*SHORT EXERCISE*: Your task is to output all the records below, word for word.
## start PROVIDED ENTRIES
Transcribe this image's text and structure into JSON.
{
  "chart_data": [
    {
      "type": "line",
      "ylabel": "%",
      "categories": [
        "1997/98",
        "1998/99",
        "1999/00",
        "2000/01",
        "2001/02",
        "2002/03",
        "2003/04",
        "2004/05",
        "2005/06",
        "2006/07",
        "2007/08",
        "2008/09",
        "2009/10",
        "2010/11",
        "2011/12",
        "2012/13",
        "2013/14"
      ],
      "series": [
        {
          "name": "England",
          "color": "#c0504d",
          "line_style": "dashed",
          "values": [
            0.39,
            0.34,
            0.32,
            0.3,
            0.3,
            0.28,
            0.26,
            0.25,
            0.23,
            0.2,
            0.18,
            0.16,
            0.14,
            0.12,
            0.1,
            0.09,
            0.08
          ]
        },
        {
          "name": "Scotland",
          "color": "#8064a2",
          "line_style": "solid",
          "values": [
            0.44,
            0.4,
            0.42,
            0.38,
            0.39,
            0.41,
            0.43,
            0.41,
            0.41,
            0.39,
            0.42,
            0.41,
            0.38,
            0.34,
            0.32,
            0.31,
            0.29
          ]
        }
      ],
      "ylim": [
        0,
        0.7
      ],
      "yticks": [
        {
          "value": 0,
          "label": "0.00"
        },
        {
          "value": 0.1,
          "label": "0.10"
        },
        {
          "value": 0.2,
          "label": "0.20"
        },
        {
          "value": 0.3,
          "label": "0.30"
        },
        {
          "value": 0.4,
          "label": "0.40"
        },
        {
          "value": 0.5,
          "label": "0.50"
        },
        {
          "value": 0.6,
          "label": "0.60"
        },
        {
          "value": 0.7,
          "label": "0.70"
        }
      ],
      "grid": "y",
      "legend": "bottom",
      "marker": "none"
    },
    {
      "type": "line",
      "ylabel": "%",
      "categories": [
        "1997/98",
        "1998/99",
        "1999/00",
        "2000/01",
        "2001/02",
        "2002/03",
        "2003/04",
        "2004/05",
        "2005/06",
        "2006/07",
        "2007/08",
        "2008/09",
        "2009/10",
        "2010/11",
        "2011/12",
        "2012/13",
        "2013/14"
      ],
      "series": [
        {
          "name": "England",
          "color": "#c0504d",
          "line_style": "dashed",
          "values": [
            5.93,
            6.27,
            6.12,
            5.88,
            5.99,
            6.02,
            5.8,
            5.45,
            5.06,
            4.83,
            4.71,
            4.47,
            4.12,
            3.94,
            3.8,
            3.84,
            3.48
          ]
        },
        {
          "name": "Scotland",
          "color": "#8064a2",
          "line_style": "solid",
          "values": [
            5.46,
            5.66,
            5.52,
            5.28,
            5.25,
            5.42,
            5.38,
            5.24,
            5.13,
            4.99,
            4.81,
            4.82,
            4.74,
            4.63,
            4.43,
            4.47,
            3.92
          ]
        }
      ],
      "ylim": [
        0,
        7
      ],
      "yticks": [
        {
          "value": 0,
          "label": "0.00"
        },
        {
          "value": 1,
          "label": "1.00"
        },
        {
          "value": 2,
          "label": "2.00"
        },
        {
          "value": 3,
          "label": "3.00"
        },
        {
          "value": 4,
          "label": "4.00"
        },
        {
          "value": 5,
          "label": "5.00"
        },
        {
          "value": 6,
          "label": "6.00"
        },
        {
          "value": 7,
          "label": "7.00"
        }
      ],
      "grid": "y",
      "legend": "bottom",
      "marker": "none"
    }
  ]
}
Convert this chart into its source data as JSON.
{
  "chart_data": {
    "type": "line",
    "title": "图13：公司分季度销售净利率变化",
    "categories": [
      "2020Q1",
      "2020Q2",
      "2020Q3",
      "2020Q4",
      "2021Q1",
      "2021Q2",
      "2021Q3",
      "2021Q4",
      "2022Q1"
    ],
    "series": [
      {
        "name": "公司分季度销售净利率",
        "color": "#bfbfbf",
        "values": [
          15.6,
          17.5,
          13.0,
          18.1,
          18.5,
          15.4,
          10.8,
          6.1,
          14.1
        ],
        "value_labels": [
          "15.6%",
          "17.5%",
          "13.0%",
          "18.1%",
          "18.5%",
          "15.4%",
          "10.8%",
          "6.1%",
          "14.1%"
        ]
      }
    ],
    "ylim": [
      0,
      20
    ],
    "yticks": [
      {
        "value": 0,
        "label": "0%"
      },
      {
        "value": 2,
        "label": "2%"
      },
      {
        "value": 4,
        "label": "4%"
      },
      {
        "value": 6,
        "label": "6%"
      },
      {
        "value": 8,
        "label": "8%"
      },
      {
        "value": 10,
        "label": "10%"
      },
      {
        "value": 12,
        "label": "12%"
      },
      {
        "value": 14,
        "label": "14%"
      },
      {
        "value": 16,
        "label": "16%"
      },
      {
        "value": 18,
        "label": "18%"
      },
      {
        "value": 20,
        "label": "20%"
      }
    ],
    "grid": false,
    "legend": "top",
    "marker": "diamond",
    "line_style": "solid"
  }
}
## end PROVIDED ENTRIES
*ANSWER TO THIS TASK*:
Transcribe this image's text and structure into JSON.
{
  "chart_data": [
    {
      "type": "line",
      "ylabel": "%",
      "categories": [
        "1997/98",
        "1998/99",
        "1999/00",
        "2000/01",
        "2001/02",
        "2002/03",
        "2003/04",
        "2004/05",
        "2005/06",
        "2006/07",
        "2007/08",
        "2008/09",
        "2009/10",
        "2010/11",
        "2011/12",
        "2012/13",
        "2013/14"
      ],
      "series": [
        {
          "name": "England",
          "color": "#c0504d",
          "line_style": "dashed",
          "values": [
            0.39,
            0.34,
            0.32,
            0.3,
            0.3,
            0.28,
            0.26,
            0.25,
            0.23,
            0.2,
            0.18,
            0.16,
            0.14,
            0.12,
            0.1,
            0.09,
            0.08
          ]
        },
        {
          "name": "Scotland",
          "color": "#8064a2",
          "line_style": "solid",
          "values": [
            0.44,
            0.4,
            0.42,
            0.38,
            0.39,
            0.41,
            0.43,
            0.41,
            0.41,
            0.39,
            0.42,
            0.41,
            0.38,
            0.34,
            0.32,
            0.31,
            0.29
          ]
        }
      ],
      "ylim": [
        0,
        0.7
      ],
      "yticks": [
        {
          "value": 0,
          "label": "0.00"
        },
        {
          "value": 0.1,
          "label": "0.10"
        },
        {
          "value": 0.2,
          "label": "0.20"
        },
        {
          "value": 0.3,
          "label": "0.30"
        },
        {
          "value": 0.4,
          "label": "0.40"
        },
        {
          "value": 0.5,
          "label": "0.50"
        },
        {
          "value": 0.6,
          "label": "0.60"
        },
        {
          "value": 0.7,
          "label": "0.70"
        }
      ],
      "grid": "y",
      "legend": "bottom",
      "marker": "none"
    },
    {
      "type": "line",
      "ylabel": "%",
      "categories": [
        "1997/98",
        "1998/99",
        "1999/00",
        "2000/01",
        "2001/02",
        "2002/03",
        "2003/04",
        "2004/05",
        "2005/06",
        "2006/07",
        "2007/08",
        "2008/09",
        "2009/10",
        "2010/11",
        "2011/12",
        "2012/13",
        "2013/14"
      ],
      "series": [
        {
          "name": "England",
          "color": "#c0504d",
          "line_style": "dashed",
          "values": [
            5.93,
            6.27,
            6.12,
            5.88,
            5.99,
            6.02,
            5.8,
            5.45,
            5.06,
            4.83,
            4.71,
            4.47,
            4.12,
            3.94,
            3.8,
            3.84,
            3.48
          ]
        },
        {
          "name": "Scotland",
          "color": "#8064a2",
          "line_style": "solid",
          "values": [
            5.46,
            5.66,
            5.52,
            5.28,
            5.25,
            5.42,
            5.38,
            5.24,
            5.13,
            4.99,
            4.81,
            4.82,
            4.74,
            4.63,
            4.43,
            4.47,
            3.92
          ]
        }
      ],
      "ylim": [
        0,
        7
      ],
      "yticks": [
        {
          "value": 0,
          "label": "0.00"
        },
        {
          "value": 1,
          "label": "1.00"
        },
        {
          "value": 2,
          "label": "2.00"
        },
        {
          "value": 3,
          "label": "3.00"
        },
        {
          "value": 4,
          "label": "4.00"
        },
        {
          "value": 5,
          "label": "5.00"
        },
        {
          "value": 6,
          "label": "6.00"
        },
        {
          "value": 7,
          "label": "7.00"
        }
      ],
      "grid": "y",
      "legend": "bottom",
      "marker": "none"
    }
  ]
}
Convert this chart into its source data as JSON.
{
  "chart_data": {
    "type": "line",
    "title": "图13：公司分季度销售净利率变化",
    "categories": [
      "2020Q1",
      "2020Q2",
      "2020Q3",
      "2020Q4",
      "2021Q1",
      "2021Q2",
      "2021Q3",
      "2021Q4",
      "2022Q1"
    ],
    "series": [
      {
        "name": "公司分季度销售净利率",
        "color": "#bfbfbf",
        "values": [
          15.6,
          17.5,
          13.0,
          18.1,
          18.5,
          15.4,
          10.8,
          6.1,
          14.1
        ],
        "value_labels": [
          "15.6%",
          "17.5%",
          "13.0%",
          "18.1%",
          "18.5%",
          "15.4%",
          "10.8%",
          "6.1%",
          "14.1%"
        ]
      }
    ],
    "ylim": [
      0,
      20
    ],
    "yticks": [
      {
        "value": 0,
        "label": "0%"
      },
      {
        "value": 2,
        "label": "2%"
      },
      {
        "value": 4,
        "label": "4%"
      },
      {
        "value": 6,
        "label": "6%"
      },
      {
        "value": 8,
        "label": "8%"
      },
      {
        "value": 10,
        "label": "10%"
      },
      {
        "value": 12,
        "label": "12%"
      },
      {
        "value": 14,
        "label": "14%"
      },
      {
        "value": 16,
        "label": "16%"
      },
      {
        "value": 18,
        "label": "18%"
      },
      {
        "value": 20,
        "label": "20%"
      }
    ],
    "grid": false,
    "legend": "top",
    "marker": "diamond",
    "line_style": "solid"
  }
}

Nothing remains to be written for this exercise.